Without the images, write out all of the following entries exactly.

----- Records to process

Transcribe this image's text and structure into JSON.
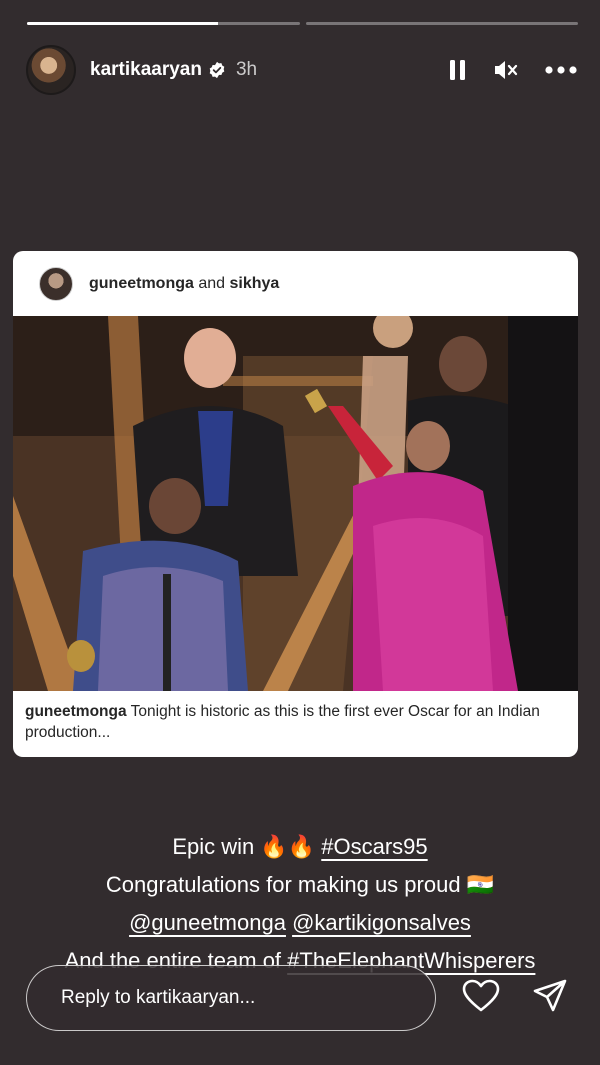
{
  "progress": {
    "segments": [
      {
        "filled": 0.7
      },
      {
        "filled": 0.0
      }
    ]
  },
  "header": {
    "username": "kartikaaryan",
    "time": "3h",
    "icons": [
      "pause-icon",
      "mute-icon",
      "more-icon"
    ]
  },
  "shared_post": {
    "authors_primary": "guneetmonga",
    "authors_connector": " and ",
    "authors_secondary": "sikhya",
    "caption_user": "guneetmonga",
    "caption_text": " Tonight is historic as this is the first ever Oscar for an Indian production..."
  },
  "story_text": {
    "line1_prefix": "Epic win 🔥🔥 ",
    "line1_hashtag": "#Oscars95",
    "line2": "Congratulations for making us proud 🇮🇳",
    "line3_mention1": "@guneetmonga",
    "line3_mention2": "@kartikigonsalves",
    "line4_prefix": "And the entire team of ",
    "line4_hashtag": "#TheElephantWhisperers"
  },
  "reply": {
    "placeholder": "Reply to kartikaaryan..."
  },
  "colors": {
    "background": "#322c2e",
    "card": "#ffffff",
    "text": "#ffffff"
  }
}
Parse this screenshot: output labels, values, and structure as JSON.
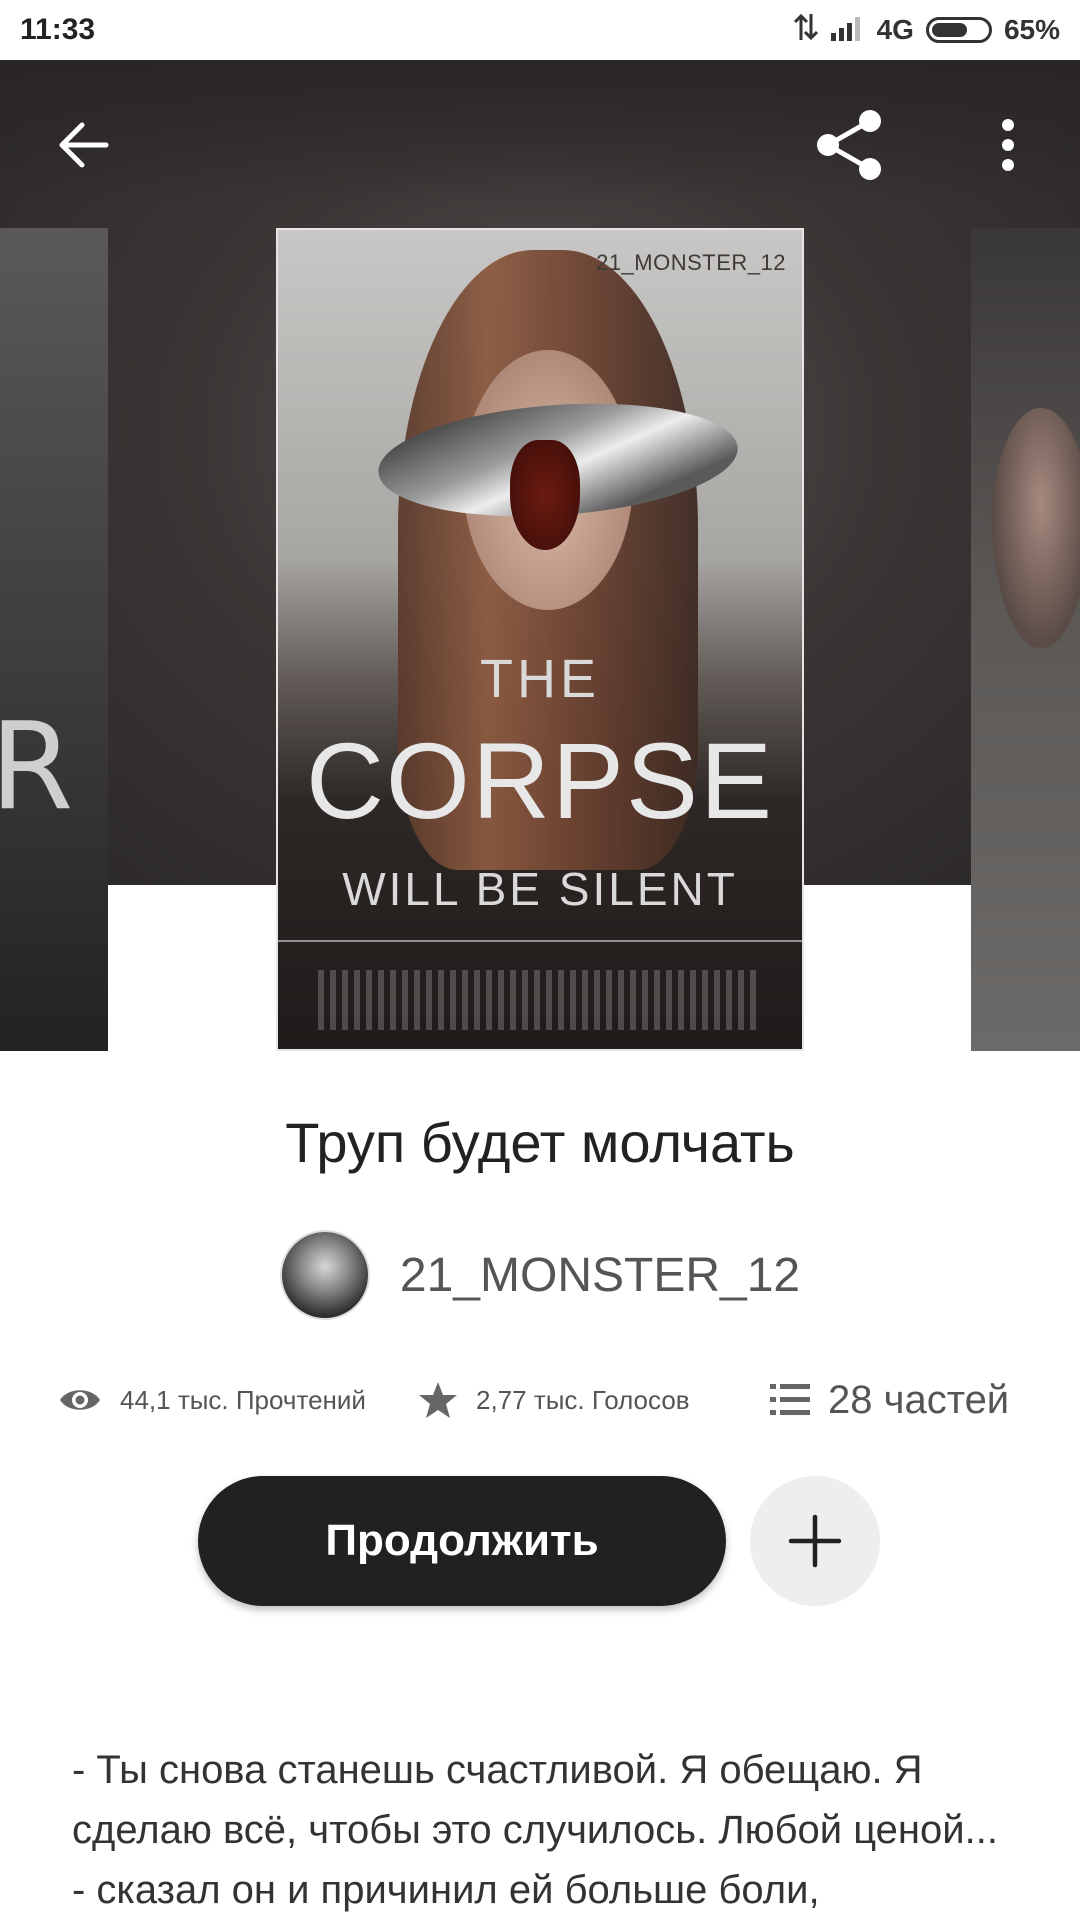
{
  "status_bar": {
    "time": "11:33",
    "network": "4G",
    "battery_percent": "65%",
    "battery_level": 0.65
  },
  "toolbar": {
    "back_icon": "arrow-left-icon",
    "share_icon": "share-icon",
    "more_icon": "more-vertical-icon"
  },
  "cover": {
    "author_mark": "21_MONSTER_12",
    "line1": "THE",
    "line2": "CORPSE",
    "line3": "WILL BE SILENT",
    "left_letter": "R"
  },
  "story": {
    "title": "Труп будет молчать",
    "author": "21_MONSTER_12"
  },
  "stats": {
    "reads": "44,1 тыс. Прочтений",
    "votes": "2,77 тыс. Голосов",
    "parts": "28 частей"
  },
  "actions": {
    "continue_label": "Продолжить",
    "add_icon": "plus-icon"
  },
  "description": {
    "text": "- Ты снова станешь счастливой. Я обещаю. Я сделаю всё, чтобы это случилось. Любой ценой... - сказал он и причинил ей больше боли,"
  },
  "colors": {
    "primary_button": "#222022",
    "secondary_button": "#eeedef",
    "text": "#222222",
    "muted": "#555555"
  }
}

----------

### Solution to this task
Transcribe this image's text and structure into JSON.
{
  "progress": {
    "segments": [
      {
        "filled": 0.7
      },
      {
        "filled": 0.0
      }
    ]
  },
  "header": {
    "username": "kartikaaryan",
    "time": "3h",
    "icons": [
      "pause-icon",
      "mute-icon",
      "more-icon"
    ]
  },
  "shared_post": {
    "authors_primary": "guneetmonga",
    "authors_connector": " and ",
    "authors_secondary": "sikhya",
    "caption_user": "guneetmonga",
    "caption_text": " Tonight is historic as this is the first ever Oscar for an Indian production..."
  },
  "story_text": {
    "line1_prefix": "Epic win 🔥🔥 ",
    "line1_hashtag": "#Oscars95",
    "line2": "Congratulations for making us proud 🇮🇳",
    "line3_mention1": "@guneetmonga",
    "line3_mention2": "@kartikigonsalves",
    "line4_prefix": "And the entire team of ",
    "line4_hashtag": "#TheElephantWhisperers"
  },
  "reply": {
    "placeholder": "Reply to kartikaaryan..."
  },
  "colors": {
    "background": "#322c2e",
    "card": "#ffffff",
    "text": "#ffffff"
  }
}
Parse this screenshot: output labels, values, and structure as JSON.
{
  "status_bar": {
    "time": "11:33",
    "network": "4G",
    "battery_percent": "65%",
    "battery_level": 0.65
  },
  "toolbar": {
    "back_icon": "arrow-left-icon",
    "share_icon": "share-icon",
    "more_icon": "more-vertical-icon"
  },
  "cover": {
    "author_mark": "21_MONSTER_12",
    "line1": "THE",
    "line2": "CORPSE",
    "line3": "WILL BE SILENT",
    "left_letter": "R"
  },
  "story": {
    "title": "Труп будет молчать",
    "author": "21_MONSTER_12"
  },
  "stats": {
    "reads": "44,1 тыс. Прочтений",
    "votes": "2,77 тыс. Голосов",
    "parts": "28 частей"
  },
  "actions": {
    "continue_label": "Продолжить",
    "add_icon": "plus-icon"
  },
  "description": {
    "text": "- Ты снова станешь счастливой. Я обещаю. Я сделаю всё, чтобы это случилось. Любой ценой... - сказал он и причинил ей больше боли,"
  },
  "colors": {
    "primary_button": "#222022",
    "secondary_button": "#eeedef",
    "text": "#222222",
    "muted": "#555555"
  }
}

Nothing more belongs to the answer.